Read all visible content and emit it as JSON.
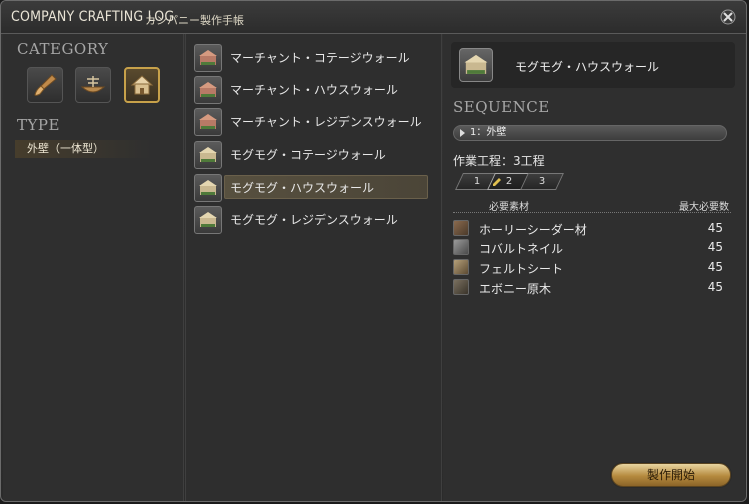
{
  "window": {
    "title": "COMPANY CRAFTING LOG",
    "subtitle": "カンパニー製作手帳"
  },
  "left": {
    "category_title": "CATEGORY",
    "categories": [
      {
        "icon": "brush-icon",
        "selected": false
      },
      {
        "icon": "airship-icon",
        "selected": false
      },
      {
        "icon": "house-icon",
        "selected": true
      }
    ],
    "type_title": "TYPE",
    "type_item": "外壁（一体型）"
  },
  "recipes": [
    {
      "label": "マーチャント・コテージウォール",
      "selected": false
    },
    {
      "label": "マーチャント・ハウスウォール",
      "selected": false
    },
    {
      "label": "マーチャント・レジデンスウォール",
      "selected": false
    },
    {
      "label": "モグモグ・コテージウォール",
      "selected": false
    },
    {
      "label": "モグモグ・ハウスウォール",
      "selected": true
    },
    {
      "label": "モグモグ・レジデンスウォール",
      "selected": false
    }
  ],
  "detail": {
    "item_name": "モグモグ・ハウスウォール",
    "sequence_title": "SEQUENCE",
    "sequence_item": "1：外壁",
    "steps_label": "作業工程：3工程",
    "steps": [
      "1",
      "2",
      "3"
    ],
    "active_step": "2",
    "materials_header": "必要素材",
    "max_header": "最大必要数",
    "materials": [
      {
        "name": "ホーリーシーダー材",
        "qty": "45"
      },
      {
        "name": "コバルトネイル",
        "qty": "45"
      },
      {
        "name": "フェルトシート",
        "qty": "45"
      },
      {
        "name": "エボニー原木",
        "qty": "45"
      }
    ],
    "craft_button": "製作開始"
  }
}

__________

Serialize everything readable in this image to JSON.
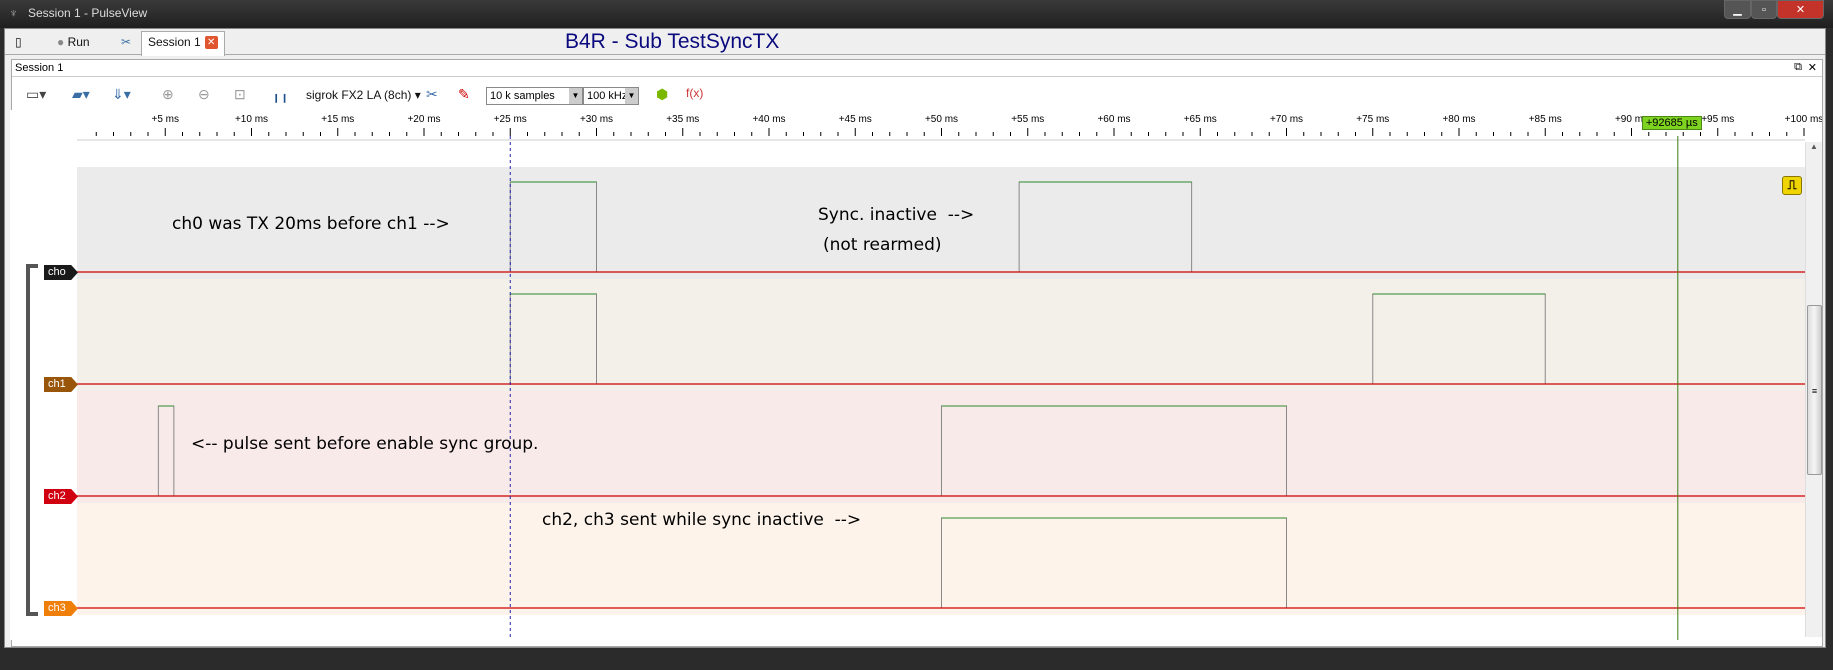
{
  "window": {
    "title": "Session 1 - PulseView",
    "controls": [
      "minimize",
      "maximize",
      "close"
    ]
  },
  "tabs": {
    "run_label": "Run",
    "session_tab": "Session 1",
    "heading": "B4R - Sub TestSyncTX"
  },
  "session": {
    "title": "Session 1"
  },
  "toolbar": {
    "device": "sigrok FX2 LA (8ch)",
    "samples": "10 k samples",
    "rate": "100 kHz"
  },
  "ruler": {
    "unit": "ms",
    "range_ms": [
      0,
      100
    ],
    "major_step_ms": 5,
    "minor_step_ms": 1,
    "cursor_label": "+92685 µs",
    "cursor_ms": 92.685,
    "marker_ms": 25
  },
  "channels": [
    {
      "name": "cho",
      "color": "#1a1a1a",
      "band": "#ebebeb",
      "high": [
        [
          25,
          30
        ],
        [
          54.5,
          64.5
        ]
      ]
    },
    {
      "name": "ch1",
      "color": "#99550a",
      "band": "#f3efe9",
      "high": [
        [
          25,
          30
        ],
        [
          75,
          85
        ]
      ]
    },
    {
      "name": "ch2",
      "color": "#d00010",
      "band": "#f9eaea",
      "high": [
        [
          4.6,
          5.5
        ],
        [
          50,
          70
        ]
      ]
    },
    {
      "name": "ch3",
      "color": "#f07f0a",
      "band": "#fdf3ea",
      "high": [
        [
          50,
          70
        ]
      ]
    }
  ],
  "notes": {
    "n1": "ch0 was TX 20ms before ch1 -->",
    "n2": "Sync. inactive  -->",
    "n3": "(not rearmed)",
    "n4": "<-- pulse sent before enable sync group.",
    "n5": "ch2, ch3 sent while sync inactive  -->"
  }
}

__________

- _Task description_:
Give only the number of lines in the entries above that hold the string "before".

- _Solution below_:
2